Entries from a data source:
== == ==

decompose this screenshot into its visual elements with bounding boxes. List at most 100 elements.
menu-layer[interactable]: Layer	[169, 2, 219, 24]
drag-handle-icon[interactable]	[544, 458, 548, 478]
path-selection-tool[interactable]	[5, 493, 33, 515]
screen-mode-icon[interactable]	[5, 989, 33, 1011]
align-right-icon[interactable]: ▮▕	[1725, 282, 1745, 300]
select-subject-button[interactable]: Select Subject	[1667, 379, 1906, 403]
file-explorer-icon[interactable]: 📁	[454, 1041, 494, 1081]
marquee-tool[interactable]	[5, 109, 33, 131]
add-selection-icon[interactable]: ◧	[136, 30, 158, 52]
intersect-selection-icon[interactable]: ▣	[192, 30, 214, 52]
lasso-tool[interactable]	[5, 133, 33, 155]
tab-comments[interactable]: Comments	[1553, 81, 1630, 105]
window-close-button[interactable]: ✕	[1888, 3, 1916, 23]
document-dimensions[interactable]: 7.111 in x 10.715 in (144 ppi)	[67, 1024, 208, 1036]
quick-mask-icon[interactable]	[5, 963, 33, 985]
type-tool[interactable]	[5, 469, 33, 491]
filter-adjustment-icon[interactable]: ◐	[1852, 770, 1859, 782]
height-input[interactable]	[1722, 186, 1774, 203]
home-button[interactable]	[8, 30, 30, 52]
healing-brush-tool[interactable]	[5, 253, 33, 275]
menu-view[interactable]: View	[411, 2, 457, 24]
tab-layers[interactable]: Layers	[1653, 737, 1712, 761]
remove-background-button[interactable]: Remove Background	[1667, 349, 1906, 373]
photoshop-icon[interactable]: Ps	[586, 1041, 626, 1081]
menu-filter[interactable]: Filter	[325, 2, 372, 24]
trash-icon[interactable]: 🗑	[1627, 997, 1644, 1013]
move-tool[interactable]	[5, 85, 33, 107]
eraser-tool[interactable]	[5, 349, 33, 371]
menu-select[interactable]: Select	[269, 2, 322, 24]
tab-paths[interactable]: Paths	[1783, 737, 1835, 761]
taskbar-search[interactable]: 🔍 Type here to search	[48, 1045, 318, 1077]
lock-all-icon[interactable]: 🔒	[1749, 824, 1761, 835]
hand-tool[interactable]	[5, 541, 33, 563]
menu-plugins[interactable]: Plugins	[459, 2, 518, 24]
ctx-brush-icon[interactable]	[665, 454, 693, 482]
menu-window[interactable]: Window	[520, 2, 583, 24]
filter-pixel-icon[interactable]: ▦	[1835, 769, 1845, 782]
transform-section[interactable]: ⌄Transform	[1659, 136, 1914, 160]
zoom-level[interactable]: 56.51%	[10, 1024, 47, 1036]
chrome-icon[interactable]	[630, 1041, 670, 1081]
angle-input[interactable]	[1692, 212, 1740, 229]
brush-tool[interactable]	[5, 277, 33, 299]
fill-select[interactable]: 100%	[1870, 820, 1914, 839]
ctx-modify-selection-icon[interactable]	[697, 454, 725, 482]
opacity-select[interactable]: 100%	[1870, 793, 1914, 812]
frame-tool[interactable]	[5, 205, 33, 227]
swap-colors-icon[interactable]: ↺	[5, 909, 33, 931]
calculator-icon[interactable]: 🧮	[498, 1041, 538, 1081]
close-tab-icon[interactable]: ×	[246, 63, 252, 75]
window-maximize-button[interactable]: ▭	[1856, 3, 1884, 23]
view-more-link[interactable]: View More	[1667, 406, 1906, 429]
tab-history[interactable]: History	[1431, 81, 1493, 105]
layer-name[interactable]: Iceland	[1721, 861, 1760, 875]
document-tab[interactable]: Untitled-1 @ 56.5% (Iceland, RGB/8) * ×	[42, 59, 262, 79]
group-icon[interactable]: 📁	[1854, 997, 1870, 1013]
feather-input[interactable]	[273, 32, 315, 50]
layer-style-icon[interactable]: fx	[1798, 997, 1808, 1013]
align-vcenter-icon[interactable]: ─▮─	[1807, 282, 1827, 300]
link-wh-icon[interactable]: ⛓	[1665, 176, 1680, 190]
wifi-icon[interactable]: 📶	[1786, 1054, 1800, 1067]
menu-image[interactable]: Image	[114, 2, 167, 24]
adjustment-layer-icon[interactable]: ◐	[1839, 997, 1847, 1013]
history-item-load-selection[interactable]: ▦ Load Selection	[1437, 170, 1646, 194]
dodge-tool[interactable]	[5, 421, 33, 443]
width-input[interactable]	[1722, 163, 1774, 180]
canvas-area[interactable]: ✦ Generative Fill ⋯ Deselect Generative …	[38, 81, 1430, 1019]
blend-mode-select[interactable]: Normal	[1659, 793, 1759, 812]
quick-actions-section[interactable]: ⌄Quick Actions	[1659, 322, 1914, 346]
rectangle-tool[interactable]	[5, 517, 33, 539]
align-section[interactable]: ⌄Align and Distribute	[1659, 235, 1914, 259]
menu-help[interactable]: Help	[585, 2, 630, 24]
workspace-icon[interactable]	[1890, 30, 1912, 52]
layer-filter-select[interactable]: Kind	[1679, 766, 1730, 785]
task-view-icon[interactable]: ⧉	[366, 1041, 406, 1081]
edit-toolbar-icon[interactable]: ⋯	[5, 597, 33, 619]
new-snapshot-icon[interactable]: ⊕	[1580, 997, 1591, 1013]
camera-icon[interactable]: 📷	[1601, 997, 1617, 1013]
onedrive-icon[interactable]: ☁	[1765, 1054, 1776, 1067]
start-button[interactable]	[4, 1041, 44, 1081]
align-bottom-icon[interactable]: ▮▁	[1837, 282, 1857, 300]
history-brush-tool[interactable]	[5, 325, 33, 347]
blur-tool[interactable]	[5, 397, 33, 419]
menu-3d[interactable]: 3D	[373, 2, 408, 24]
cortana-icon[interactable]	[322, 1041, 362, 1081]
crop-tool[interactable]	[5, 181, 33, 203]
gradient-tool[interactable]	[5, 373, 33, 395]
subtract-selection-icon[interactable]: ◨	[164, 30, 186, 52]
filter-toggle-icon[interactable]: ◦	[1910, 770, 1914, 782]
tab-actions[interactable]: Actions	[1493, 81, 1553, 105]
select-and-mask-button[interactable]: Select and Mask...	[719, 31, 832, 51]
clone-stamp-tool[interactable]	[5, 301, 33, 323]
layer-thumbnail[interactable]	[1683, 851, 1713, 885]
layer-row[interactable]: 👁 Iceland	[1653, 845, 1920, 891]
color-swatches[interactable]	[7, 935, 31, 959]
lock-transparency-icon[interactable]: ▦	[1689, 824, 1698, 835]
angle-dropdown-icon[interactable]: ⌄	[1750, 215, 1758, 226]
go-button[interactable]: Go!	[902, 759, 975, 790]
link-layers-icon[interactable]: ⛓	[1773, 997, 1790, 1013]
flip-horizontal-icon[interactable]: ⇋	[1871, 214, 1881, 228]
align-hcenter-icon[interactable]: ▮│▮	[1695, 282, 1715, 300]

== == ==

Job:
Reproduce the data word for word, everything from the start down to the line containing "282, 1745, 300]", with both ends included.

Result of this task:
decompose this screenshot into its visual elements with bounding boxes. List at most 100 elements.
menu-layer[interactable]: Layer	[169, 2, 219, 24]
drag-handle-icon[interactable]	[544, 458, 548, 478]
path-selection-tool[interactable]	[5, 493, 33, 515]
screen-mode-icon[interactable]	[5, 989, 33, 1011]
align-right-icon[interactable]: ▮▕	[1725, 282, 1745, 300]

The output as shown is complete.